▶ **PROBLEM DESCRIPTION**
Rewrite every one of the following rows with "Localize" swapped for "Locate" and nothing else altered. Leave the pictures out of your version.

▶ **MATERIAL**
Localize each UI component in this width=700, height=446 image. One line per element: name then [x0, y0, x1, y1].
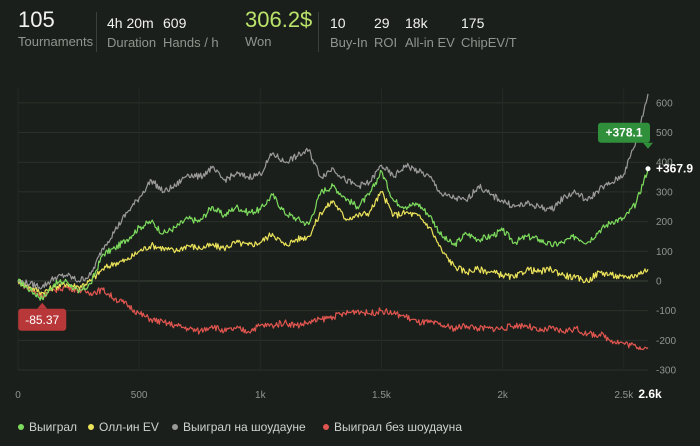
- series-line: [17, 280, 649, 351]
- y-tick-label: -300: [656, 366, 676, 377]
- series-line: [17, 190, 649, 296]
- stat-duration-label: Duration: [107, 35, 157, 50]
- stat-buyin: 10 Buy-In: [330, 14, 368, 51]
- y-tick-label: -100: [656, 306, 676, 317]
- legend-label: Олл-ин EV: [99, 420, 159, 434]
- y-tick-label: 600: [656, 98, 673, 109]
- end-point-marker: [645, 166, 651, 172]
- legend-dot-icon: [323, 424, 329, 430]
- stat-won-label: Won: [245, 34, 272, 49]
- stat-buyin-label: Buy-In: [330, 35, 368, 50]
- legend-item-nonshowdown[interactable]: Выиграл без шоудауна: [323, 420, 462, 434]
- legend-dot-icon: [18, 424, 24, 430]
- stats-divider: [96, 12, 97, 52]
- series-lines: [17, 93, 649, 351]
- series-line: [17, 93, 649, 290]
- stat-buyin-value: 10: [330, 15, 346, 31]
- stat-roi-label: ROI: [374, 35, 398, 50]
- legend-item-won[interactable]: Выиграл: [18, 420, 77, 434]
- chart-legend: Выиграл Олл-ин EV Выиграл на шоудауне Вы…: [0, 414, 700, 438]
- y-tick-label: -200: [656, 336, 676, 347]
- y-axis: 600 500 400 300 200 100 0 -100 -200 -300: [656, 98, 676, 376]
- end-label: +367.9: [656, 162, 693, 176]
- legend-dot-icon: [88, 424, 94, 430]
- chart-grid: [17, 88, 648, 371]
- x-tick-label: 1k: [255, 390, 267, 401]
- legend-label: Выиграл без шоудауна: [334, 420, 462, 434]
- series-line: [17, 168, 649, 301]
- stat-chipev: 175 ChipEV/T: [461, 14, 517, 51]
- x-tick-label: 2.5k: [614, 390, 634, 401]
- stats-bar: 105 Tournaments 4h 20m Duration 609 Hand…: [0, 0, 700, 60]
- stat-allin-value: 18k: [405, 15, 428, 31]
- y-tick-label: 500: [656, 128, 673, 139]
- legend-label: Выиграл: [29, 420, 78, 434]
- stat-hands: 609 Hands / h: [163, 14, 219, 51]
- min-badge: [18, 308, 67, 331]
- y-tick-label: 0: [656, 276, 662, 287]
- legend-item-showdown[interactable]: Выиграл на шоудауне: [172, 420, 306, 434]
- y-tick-label: 300: [656, 187, 673, 198]
- legend-label: Выиграл на шоудауне: [183, 420, 306, 434]
- y-tick-label: 400: [656, 158, 673, 169]
- stat-duration: 4h 20m Duration: [107, 14, 156, 51]
- stat-tournaments: 105 Tournaments: [18, 8, 94, 50]
- y-tick-label: 100: [656, 247, 673, 258]
- stat-allin: 18k All-in EV: [405, 14, 455, 51]
- stat-hands-value: 609: [163, 15, 187, 31]
- stats-divider: [318, 12, 319, 52]
- max-label: +378.1: [605, 126, 642, 140]
- chart-annotations: +378.1 +367.9 -85.37: [18, 122, 693, 331]
- stat-roi-value: 29: [374, 15, 390, 31]
- y-tick-label: 200: [656, 217, 673, 228]
- stat-duration-value: 4h 20m: [107, 15, 154, 31]
- stat-tournaments-label: Tournaments: [18, 34, 94, 49]
- x-tick-label: 1.5k: [372, 390, 392, 401]
- min-badge-pointer: [37, 302, 48, 309]
- stat-roi: 29 ROI: [374, 14, 397, 51]
- legend-item-allin-ev[interactable]: Олл-ин EV: [88, 420, 159, 434]
- min-label: -85.37: [25, 313, 59, 327]
- stat-tournaments-value: 105: [18, 7, 55, 32]
- max-badge: [598, 122, 650, 143]
- stat-chipev-value: 175: [461, 15, 485, 31]
- stat-hands-label: Hands / h: [163, 35, 219, 50]
- x-tick-label: 2.6k: [638, 387, 662, 401]
- x-axis: 0 500 1k 1.5k 2k 2.5k 2.6k: [15, 387, 662, 401]
- x-tick-label: 500: [131, 390, 148, 401]
- stat-allin-label: All-in EV: [405, 35, 455, 50]
- x-tick-label: 2k: [497, 390, 509, 401]
- stat-won-value: 306.2$: [245, 7, 313, 32]
- x-tick-label: 0: [15, 390, 21, 401]
- profit-chart: 600 500 400 300 200 100 0 -100 -200 -300 0 500 1k 1.…: [15, 88, 693, 401]
- max-badge-pointer: [643, 142, 653, 149]
- stat-won: 306.2$ Won: [245, 8, 312, 50]
- legend-dot-icon: [172, 424, 178, 430]
- stat-chipev-label: ChipEV/T: [461, 35, 517, 50]
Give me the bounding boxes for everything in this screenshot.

▶ **FULL RESPONSE**
Locate each UI component in this width=700, height=446 image. One line per element: name then [x0, y0, x1, y1].
- series-line: [17, 280, 649, 351]
- y-tick-label: -300: [656, 366, 676, 377]
- series-line: [17, 190, 649, 296]
- stat-duration-label: Duration: [107, 35, 157, 50]
- stat-buyin: 10 Buy-In: [330, 14, 368, 51]
- y-tick-label: -100: [656, 306, 676, 317]
- legend-label: Олл-ин EV: [99, 420, 159, 434]
- y-tick-label: 600: [656, 98, 673, 109]
- end-point-marker: [645, 166, 651, 172]
- legend-dot-icon: [323, 424, 329, 430]
- stat-won-label: Won: [245, 34, 272, 49]
- stat-buyin-label: Buy-In: [330, 35, 368, 50]
- legend-item-nonshowdown[interactable]: Выиграл без шоудауна: [323, 420, 462, 434]
- legend-dot-icon: [18, 424, 24, 430]
- stats-divider: [96, 12, 97, 52]
- series-lines: [17, 93, 649, 351]
- series-line: [17, 93, 649, 290]
- stat-buyin-value: 10: [330, 15, 346, 31]
- stat-roi-label: ROI: [374, 35, 398, 50]
- legend-item-won[interactable]: Выиграл: [18, 420, 77, 434]
- chart-legend: Выиграл Олл-ин EV Выиграл на шоудауне Вы…: [0, 414, 700, 438]
- y-tick-label: -200: [656, 336, 676, 347]
- y-axis: 600 500 400 300 200 100 0 -100 -200 -300: [656, 98, 676, 376]
- end-label: +367.9: [656, 162, 693, 176]
- legend-dot-icon: [88, 424, 94, 430]
- chart-grid: [17, 88, 648, 371]
- x-tick-label: 1k: [255, 390, 267, 401]
- legend-label: Выиграл без шоудауна: [334, 420, 462, 434]
- series-line: [17, 168, 649, 301]
- stat-chipev: 175 ChipEV/T: [461, 14, 517, 51]
- x-tick-label: 2.5k: [614, 390, 634, 401]
- stats-bar: 105 Tournaments 4h 20m Duration 609 Hand…: [0, 0, 700, 60]
- stat-allin-value: 18k: [405, 15, 428, 31]
- y-tick-label: 500: [656, 128, 673, 139]
- legend-label: Выиграл: [29, 420, 78, 434]
- stat-hands: 609 Hands / h: [163, 14, 219, 51]
- min-badge: [18, 308, 67, 331]
- y-tick-label: 0: [656, 276, 662, 287]
- legend-item-showdown[interactable]: Выиграл на шоудауне: [172, 420, 306, 434]
- y-tick-label: 300: [656, 187, 673, 198]
- legend-label: Выиграл на шоудауне: [183, 420, 306, 434]
- y-tick-label: 400: [656, 158, 673, 169]
- stat-duration: 4h 20m Duration: [107, 14, 156, 51]
- stat-tournaments: 105 Tournaments: [18, 8, 94, 50]
- y-tick-label: 100: [656, 247, 673, 258]
- stat-allin: 18k All-in EV: [405, 14, 455, 51]
- stat-hands-value: 609: [163, 15, 187, 31]
- stats-divider: [318, 12, 319, 52]
- max-label: +378.1: [605, 126, 642, 140]
- chart-annotations: +378.1 +367.9 -85.37: [18, 122, 693, 331]
- stat-roi-value: 29: [374, 15, 390, 31]
- y-tick-label: 200: [656, 217, 673, 228]
- stat-duration-value: 4h 20m: [107, 15, 154, 31]
- stat-tournaments-label: Tournaments: [18, 34, 94, 49]
- x-tick-label: 1.5k: [372, 390, 392, 401]
- min-badge-pointer: [37, 302, 48, 309]
- stat-roi: 29 ROI: [374, 14, 397, 51]
- legend-item-allin-ev[interactable]: Олл-ин EV: [88, 420, 159, 434]
- min-label: -85.37: [25, 313, 59, 327]
- stat-tournaments-value: 105: [18, 7, 55, 32]
- max-badge: [598, 122, 650, 143]
- stat-chipev-value: 175: [461, 15, 485, 31]
- stat-hands-label: Hands / h: [163, 35, 219, 50]
- x-tick-label: 2.6k: [638, 387, 662, 401]
- x-axis: 0 500 1k 1.5k 2k 2.5k 2.6k: [15, 387, 662, 401]
- x-tick-label: 500: [131, 390, 148, 401]
- stat-allin-label: All-in EV: [405, 35, 455, 50]
- x-tick-label: 2k: [497, 390, 509, 401]
- stat-won-value: 306.2$: [245, 7, 313, 32]
- x-tick-label: 0: [15, 390, 21, 401]
- profit-chart: 600 500 400 300 200 100 0 -100 -200 -300 0 500 1k 1.…: [15, 88, 693, 401]
- max-badge-pointer: [643, 142, 653, 149]
- stat-won: 306.2$ Won: [245, 8, 312, 50]
- legend-dot-icon: [172, 424, 178, 430]
- stat-chipev-label: ChipEV/T: [461, 35, 517, 50]
Give me the bounding boxes for everything in this screenshot.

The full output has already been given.